• [EXERCISE DIRECTIONS] Work out how many lines have "this" in them. Give only that number.

• [EXERCISE DATA]
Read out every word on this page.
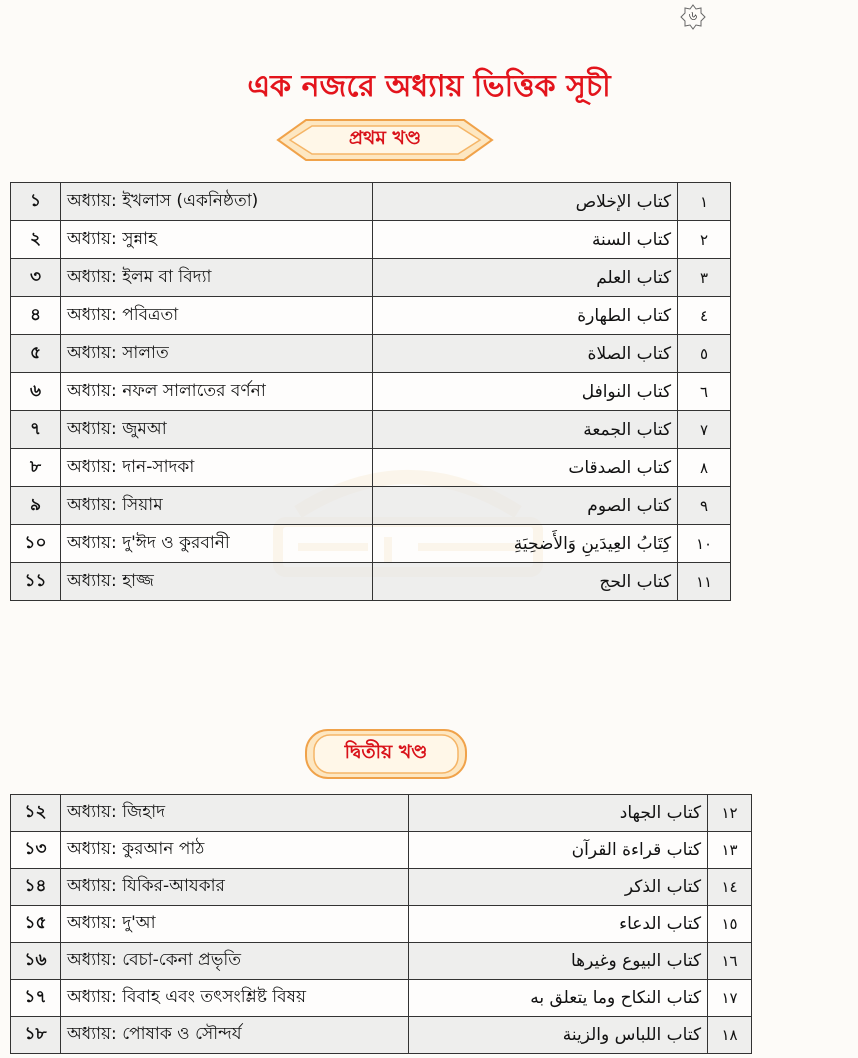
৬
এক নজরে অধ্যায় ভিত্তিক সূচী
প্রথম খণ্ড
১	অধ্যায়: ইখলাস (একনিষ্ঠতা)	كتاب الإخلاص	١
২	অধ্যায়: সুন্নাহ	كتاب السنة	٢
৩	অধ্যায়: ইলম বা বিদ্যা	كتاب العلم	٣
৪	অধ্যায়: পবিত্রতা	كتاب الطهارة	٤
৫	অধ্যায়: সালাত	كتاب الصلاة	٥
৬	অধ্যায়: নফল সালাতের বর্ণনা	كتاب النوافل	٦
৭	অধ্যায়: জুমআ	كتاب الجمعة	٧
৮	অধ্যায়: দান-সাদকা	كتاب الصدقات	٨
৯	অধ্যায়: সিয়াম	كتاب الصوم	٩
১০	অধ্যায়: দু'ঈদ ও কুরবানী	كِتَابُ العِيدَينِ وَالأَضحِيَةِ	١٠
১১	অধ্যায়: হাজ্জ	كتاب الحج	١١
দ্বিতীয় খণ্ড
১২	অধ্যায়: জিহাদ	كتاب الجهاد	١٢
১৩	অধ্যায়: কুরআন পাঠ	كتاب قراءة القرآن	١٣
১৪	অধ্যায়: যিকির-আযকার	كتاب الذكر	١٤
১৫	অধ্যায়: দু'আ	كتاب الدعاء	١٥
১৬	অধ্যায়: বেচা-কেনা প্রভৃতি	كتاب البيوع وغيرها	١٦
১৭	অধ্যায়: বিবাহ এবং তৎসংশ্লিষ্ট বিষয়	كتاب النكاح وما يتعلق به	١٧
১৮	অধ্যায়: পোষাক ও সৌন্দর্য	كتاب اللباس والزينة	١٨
---
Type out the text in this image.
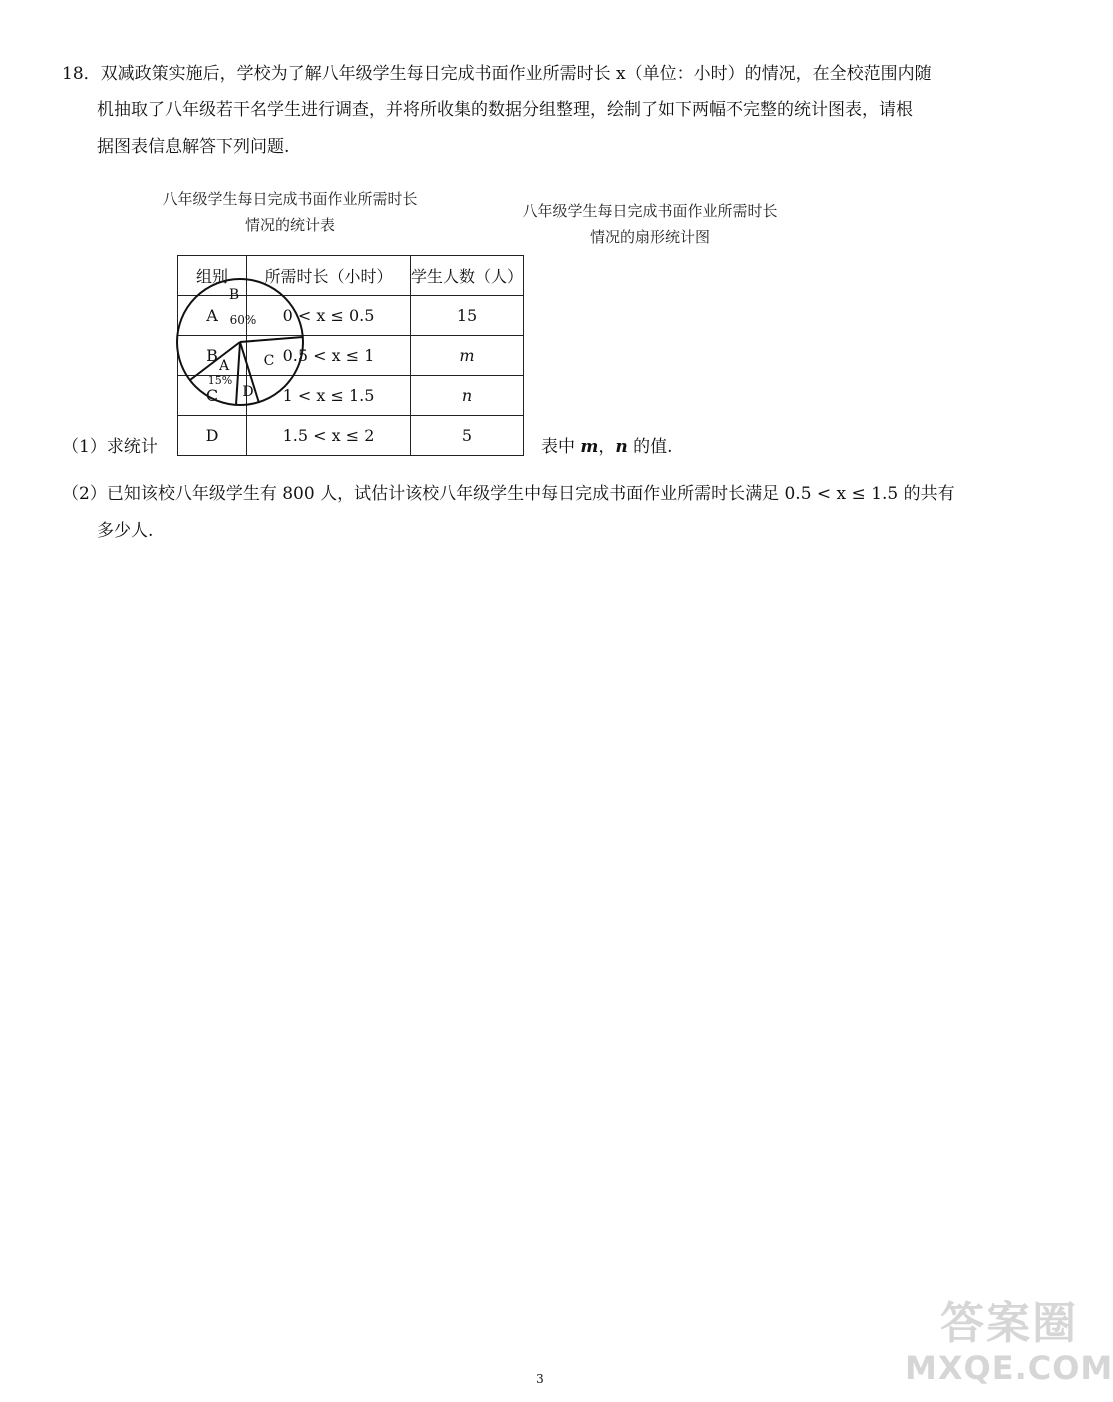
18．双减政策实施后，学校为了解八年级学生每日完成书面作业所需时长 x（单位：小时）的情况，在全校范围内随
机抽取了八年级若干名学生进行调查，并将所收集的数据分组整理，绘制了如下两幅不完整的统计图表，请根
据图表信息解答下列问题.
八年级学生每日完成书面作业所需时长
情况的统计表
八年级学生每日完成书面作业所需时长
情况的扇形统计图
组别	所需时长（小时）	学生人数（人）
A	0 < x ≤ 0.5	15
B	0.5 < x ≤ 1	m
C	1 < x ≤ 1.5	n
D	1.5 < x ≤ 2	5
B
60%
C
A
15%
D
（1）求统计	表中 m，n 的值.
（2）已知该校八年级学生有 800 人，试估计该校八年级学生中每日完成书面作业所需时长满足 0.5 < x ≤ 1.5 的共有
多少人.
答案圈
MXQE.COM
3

• [CORRECT ANSWER] 2